— start of Data to use —

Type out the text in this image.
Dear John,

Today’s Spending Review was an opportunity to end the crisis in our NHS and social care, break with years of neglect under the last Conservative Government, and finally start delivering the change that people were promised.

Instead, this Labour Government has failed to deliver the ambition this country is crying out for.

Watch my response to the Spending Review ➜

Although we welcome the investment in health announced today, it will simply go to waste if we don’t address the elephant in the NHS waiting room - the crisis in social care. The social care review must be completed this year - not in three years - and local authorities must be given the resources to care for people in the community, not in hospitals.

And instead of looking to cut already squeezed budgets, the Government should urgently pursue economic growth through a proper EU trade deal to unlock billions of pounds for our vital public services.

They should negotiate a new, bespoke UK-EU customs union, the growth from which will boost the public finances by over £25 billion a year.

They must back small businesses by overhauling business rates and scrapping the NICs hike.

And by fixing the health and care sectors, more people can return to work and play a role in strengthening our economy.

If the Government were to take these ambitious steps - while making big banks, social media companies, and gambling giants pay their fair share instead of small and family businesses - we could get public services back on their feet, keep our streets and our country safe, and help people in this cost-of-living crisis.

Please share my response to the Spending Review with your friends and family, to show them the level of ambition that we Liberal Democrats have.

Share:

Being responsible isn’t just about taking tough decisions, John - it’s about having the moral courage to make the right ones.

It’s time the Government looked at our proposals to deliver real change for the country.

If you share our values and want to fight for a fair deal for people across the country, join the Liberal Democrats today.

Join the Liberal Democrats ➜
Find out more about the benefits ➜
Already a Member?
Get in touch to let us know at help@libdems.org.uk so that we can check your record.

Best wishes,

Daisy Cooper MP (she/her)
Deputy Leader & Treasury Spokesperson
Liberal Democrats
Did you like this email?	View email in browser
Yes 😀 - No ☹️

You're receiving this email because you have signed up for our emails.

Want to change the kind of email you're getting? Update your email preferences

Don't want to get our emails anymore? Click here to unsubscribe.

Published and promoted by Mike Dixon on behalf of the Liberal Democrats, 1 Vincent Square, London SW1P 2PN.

— end of Data to use —

#### [Exercise goal]
Each record must be returned exactly as it is written.

#### [Solution to the exercise]
Type out the text in this image.
Dear John,

Today’s Spending Review was an opportunity to end the crisis in our NHS and social care, break with years of neglect under the last Conservative Government, and finally start delivering the change that people were promised.

Instead, this Labour Government has failed to deliver the ambition this country is crying out for.

Watch my response to the Spending Review ➜

Although we welcome the investment in health announced today, it will simply go to waste if we don’t address the elephant in the NHS waiting room - the crisis in social care. The social care review must be completed this year - not in three years - and local authorities must be given the resources to care for people in the community, not in hospitals.

And instead of looking to cut already squeezed budgets, the Government should urgently pursue economic growth through a proper EU trade deal to unlock billions of pounds for our vital public services.

They should negotiate a new, bespoke UK-EU customs union, the growth from which will boost the public finances by over £25 billion a year.

They must back small businesses by overhauling business rates and scrapping the NICs hike.

And by fixing the health and care sectors, more people can return to work and play a role in strengthening our economy.

If the Government were to take these ambitious steps - while making big banks, social media companies, and gambling giants pay their fair share instead of small and family businesses - we could get public services back on their feet, keep our streets and our country safe, and help people in this cost-of-living crisis.

Please share my response to the Spending Review with your friends and family, to show them the level of ambition that we Liberal Democrats have.

Share:

Being responsible isn’t just about taking tough decisions, John - it’s about having the moral courage to make the right ones.

It’s time the Government looked at our proposals to deliver real change for the country.

If you share our values and want to fight for a fair deal for people across the country, join the Liberal Democrats today.

Join the Liberal Democrats ➜
Find out more about the benefits ➜
Already a Member?
Get in touch to let us know at help@libdems.org.uk so that we can check your record.

Best wishes,

Daisy Cooper MP (she/her)
Deputy Leader & Treasury Spokesperson
Liberal Democrats
Did you like this email?	View email in browser
Yes 😀 - No ☹️

You're receiving this email because you have signed up for our emails.

Want to change the kind of email you're getting? Update your email preferences

Don't want to get our emails anymore? Click here to unsubscribe.

Published and promoted by Mike Dixon on behalf of the Liberal Democrats, 1 Vincent Square, London SW1P 2PN.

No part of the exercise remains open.